-- DIRECTIONS FOR THIS TASK --
Search the data for the string "봉사단체" and gather each line it is in.

*-*-*

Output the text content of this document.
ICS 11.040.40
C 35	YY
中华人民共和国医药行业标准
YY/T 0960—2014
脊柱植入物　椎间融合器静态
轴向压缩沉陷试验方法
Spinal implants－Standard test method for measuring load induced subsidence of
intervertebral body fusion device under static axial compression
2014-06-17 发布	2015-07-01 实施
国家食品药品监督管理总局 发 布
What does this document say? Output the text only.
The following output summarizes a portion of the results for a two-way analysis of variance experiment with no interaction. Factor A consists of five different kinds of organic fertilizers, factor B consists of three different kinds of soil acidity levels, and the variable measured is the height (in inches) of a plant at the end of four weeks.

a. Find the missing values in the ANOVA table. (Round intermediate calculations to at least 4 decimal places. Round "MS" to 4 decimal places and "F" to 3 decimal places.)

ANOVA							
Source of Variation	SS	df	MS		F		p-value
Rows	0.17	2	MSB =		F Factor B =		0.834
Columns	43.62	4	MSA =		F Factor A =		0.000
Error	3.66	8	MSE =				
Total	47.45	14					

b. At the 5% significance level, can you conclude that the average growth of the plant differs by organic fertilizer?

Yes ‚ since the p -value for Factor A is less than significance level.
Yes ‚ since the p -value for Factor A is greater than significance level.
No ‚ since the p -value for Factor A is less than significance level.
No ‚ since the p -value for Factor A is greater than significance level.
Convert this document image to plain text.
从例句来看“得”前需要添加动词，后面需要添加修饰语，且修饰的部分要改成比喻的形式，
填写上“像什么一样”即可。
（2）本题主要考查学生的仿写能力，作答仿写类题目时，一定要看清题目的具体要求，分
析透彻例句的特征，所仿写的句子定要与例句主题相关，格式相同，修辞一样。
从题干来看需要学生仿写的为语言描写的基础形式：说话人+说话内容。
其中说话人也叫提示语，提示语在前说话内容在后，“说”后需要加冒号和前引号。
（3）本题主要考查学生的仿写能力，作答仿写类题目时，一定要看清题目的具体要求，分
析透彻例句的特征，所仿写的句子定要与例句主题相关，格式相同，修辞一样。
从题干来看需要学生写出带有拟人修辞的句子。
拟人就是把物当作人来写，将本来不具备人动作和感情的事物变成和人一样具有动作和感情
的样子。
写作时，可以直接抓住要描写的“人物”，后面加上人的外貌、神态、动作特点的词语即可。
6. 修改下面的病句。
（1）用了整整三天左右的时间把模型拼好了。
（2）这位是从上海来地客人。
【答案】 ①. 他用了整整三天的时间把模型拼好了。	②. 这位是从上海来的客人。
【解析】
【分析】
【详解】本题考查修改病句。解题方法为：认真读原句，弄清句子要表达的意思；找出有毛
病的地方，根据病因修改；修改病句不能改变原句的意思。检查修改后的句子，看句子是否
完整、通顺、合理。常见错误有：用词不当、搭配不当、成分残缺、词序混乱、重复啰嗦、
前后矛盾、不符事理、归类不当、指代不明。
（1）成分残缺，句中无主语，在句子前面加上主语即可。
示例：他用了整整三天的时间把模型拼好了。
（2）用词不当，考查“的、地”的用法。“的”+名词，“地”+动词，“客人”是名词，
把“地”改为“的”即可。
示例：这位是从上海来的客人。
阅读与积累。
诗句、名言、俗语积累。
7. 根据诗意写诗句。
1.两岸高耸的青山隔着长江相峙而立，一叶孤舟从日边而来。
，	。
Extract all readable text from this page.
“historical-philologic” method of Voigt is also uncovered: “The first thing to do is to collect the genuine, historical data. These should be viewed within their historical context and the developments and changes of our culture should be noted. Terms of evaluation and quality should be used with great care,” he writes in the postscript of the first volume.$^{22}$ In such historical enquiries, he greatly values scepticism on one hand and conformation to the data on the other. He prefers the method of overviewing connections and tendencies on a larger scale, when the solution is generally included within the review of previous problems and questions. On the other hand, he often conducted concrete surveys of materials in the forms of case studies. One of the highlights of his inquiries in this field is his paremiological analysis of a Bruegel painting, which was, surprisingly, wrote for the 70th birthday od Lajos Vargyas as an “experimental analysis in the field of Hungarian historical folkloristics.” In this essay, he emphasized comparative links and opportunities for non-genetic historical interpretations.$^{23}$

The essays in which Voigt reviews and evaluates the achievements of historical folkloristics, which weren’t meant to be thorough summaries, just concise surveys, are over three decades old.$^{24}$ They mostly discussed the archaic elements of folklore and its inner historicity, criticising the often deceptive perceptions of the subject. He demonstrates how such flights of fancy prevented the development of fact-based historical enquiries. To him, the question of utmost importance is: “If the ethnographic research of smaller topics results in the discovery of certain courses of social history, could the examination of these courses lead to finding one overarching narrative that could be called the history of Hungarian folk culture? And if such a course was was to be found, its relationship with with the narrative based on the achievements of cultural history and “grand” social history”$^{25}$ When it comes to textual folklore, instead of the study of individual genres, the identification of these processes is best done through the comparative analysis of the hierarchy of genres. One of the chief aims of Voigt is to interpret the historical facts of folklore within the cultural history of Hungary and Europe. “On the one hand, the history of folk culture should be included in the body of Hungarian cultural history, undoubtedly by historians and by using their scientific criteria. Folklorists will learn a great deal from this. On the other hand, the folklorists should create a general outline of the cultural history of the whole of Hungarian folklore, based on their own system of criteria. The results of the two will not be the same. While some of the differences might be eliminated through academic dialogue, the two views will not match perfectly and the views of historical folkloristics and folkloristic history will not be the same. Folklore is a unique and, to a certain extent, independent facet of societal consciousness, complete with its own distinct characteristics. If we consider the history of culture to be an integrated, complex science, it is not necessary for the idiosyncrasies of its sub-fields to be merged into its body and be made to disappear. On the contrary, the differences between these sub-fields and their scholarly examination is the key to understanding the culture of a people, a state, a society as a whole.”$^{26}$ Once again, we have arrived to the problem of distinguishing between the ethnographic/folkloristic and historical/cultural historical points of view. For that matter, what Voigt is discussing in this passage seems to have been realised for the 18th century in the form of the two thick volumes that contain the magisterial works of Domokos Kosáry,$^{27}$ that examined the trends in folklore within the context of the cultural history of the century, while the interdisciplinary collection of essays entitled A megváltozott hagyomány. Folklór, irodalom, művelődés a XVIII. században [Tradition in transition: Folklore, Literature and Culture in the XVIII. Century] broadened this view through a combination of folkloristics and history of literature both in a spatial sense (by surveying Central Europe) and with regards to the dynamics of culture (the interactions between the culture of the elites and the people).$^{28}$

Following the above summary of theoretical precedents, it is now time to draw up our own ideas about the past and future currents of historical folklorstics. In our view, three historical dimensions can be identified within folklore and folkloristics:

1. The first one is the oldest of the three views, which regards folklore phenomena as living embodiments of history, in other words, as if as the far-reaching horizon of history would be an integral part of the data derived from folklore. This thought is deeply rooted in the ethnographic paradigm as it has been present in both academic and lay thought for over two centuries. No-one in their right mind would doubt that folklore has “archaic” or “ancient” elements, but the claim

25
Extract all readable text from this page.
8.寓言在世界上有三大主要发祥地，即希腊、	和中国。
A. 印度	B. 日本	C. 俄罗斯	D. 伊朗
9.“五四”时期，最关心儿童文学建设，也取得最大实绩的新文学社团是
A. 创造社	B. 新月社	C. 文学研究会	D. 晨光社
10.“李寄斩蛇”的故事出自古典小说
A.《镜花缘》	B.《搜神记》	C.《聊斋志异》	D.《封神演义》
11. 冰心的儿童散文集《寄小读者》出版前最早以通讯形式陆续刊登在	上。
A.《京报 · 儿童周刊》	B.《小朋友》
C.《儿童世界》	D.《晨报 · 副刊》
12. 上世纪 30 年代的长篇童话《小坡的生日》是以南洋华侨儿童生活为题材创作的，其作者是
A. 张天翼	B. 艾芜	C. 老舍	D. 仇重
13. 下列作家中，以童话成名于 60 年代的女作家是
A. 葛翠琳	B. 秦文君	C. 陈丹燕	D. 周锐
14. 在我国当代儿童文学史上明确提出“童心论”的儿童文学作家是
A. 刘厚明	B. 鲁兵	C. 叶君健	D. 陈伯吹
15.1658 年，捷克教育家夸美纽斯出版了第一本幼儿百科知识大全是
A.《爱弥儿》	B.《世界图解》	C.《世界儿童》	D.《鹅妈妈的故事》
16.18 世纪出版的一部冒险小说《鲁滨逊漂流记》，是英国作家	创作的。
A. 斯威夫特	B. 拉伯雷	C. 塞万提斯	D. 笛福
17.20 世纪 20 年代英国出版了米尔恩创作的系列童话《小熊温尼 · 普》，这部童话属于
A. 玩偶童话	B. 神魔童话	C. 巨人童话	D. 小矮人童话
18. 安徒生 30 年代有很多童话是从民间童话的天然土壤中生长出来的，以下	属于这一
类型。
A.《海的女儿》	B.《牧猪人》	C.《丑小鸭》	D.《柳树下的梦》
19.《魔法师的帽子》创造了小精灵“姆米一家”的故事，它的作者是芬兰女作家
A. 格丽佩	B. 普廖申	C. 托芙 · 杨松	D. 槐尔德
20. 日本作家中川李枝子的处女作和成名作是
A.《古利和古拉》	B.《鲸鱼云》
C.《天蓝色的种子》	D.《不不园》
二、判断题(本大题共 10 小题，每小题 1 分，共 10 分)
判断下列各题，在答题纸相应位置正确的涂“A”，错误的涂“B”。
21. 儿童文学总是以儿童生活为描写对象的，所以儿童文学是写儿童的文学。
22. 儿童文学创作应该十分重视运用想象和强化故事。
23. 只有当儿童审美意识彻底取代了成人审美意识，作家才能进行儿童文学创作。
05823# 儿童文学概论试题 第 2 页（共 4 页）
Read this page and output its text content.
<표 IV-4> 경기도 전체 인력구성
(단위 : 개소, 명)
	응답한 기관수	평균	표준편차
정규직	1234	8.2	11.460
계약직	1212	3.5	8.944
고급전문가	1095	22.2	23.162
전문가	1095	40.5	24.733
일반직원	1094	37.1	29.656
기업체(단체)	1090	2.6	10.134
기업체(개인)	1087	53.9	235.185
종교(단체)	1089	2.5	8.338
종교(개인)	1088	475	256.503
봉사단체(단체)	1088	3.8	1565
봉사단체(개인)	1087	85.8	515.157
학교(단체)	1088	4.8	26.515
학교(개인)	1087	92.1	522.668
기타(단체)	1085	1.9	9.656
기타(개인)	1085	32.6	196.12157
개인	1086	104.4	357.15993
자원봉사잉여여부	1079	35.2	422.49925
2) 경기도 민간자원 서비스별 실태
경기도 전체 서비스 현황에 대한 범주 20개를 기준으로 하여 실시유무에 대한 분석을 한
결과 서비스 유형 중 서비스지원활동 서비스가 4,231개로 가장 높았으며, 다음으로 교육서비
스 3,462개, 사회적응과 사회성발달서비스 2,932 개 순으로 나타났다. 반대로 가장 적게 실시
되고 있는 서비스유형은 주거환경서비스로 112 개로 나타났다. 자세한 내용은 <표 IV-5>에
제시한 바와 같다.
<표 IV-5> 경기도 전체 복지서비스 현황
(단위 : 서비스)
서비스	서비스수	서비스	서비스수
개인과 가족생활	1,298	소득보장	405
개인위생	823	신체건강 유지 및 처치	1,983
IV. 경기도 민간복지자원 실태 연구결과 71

*-*-*

-- WRITTEN ANSWER --
봉사단체(단체)	1088	3.8	1565
봉사단체(개인)	1087	85.8	515.157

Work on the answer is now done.